▶ GIVEN EXERCISE
Collect all lines from the records below that include the word "this".

Extracts from a graphics dataset
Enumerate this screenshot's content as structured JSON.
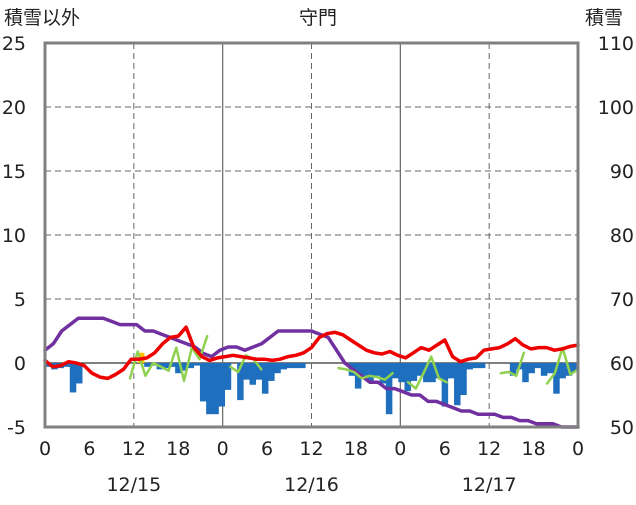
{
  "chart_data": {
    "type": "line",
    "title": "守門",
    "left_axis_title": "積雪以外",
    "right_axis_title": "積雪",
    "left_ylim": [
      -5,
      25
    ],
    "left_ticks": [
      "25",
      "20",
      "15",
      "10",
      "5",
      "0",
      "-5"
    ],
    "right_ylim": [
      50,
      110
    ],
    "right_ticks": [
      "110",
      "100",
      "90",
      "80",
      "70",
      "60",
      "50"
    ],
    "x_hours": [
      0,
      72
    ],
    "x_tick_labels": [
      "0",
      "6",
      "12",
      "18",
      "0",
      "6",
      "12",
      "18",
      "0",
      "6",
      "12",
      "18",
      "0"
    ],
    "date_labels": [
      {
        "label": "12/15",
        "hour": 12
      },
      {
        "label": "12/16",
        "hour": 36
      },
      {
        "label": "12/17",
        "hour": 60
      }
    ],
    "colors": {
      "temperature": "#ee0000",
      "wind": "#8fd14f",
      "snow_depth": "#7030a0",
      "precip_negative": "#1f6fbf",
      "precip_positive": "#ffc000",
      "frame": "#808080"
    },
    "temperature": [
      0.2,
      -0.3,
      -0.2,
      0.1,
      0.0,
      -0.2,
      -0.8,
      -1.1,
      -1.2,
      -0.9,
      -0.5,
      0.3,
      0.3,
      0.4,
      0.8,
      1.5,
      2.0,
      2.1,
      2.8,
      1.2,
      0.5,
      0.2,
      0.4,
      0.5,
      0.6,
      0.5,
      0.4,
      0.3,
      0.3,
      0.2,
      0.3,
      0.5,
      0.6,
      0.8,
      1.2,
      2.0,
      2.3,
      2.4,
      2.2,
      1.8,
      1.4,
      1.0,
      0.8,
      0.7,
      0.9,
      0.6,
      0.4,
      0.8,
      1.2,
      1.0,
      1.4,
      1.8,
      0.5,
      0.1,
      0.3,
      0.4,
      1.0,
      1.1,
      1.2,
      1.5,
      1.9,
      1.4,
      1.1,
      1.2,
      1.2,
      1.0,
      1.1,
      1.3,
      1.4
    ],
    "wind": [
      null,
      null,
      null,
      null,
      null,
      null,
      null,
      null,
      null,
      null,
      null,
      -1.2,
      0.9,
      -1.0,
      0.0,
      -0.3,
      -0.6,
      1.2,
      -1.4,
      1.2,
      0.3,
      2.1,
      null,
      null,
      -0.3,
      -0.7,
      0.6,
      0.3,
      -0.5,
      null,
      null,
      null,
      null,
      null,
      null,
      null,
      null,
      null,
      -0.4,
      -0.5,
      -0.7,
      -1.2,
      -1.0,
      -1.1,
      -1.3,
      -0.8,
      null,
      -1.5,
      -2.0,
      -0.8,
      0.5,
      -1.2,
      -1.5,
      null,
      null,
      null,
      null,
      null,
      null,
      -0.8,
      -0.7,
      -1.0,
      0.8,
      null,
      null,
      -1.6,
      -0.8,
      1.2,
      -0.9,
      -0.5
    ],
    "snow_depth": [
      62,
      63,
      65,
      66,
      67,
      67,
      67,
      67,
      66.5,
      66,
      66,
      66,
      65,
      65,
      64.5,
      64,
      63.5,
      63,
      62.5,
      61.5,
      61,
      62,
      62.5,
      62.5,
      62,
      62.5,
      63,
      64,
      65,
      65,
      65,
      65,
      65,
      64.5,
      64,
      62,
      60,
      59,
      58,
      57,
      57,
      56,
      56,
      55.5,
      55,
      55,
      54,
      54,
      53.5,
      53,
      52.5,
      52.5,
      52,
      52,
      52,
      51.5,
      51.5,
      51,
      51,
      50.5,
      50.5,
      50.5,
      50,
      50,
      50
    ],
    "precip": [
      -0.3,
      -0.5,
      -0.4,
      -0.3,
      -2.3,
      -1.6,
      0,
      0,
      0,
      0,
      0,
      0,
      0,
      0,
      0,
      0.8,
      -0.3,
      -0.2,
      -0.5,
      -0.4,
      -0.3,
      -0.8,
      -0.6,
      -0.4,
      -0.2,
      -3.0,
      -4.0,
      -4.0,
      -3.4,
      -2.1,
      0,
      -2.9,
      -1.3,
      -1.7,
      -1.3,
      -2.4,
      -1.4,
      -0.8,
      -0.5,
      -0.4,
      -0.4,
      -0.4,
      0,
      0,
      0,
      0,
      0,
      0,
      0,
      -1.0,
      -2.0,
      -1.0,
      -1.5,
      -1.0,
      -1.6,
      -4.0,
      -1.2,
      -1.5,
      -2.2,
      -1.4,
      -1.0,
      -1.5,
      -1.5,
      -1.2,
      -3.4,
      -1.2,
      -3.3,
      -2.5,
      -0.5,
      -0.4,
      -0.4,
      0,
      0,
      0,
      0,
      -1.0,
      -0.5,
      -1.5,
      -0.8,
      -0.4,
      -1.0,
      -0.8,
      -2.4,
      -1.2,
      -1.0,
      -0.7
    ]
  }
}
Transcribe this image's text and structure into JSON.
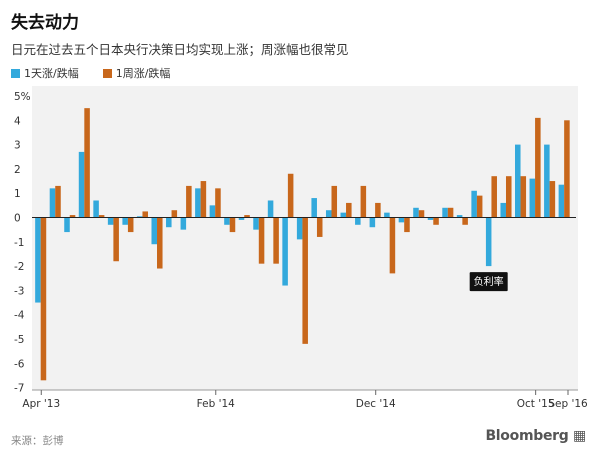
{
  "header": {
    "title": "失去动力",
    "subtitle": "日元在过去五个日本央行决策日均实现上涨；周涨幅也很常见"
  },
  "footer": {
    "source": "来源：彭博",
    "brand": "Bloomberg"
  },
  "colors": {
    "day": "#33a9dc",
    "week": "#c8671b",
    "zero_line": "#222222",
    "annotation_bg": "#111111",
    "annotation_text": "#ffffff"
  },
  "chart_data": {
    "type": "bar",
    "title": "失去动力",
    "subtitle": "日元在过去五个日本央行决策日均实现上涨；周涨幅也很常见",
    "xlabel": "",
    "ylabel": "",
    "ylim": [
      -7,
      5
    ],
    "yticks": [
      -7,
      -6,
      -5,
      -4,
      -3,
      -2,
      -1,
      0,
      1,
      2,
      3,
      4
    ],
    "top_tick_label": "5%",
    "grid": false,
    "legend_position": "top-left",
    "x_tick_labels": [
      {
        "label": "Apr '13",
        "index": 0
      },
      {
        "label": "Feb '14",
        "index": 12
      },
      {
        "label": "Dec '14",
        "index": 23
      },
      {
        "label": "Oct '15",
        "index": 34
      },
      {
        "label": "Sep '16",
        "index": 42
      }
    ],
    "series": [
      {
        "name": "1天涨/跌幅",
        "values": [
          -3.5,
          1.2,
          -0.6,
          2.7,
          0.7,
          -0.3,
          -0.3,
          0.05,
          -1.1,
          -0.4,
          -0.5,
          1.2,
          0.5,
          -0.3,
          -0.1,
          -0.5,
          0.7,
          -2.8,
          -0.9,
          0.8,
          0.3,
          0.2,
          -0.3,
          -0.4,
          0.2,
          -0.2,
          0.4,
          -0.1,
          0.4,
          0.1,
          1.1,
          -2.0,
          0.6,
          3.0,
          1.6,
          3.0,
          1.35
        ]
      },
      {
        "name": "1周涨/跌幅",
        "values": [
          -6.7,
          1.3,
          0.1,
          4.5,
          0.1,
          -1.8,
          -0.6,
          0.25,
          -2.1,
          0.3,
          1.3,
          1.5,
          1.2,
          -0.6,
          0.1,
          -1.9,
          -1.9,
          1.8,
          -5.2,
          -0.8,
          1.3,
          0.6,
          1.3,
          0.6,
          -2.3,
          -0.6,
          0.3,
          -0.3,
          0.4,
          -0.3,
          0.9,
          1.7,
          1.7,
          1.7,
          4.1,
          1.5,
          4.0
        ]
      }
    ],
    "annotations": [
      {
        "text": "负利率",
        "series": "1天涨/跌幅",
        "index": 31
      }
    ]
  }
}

▶ OUTPUT OF THE TASK
Enumerate this screenshot's content as structured JSON.
Transcribe this image's text and structure into JSON.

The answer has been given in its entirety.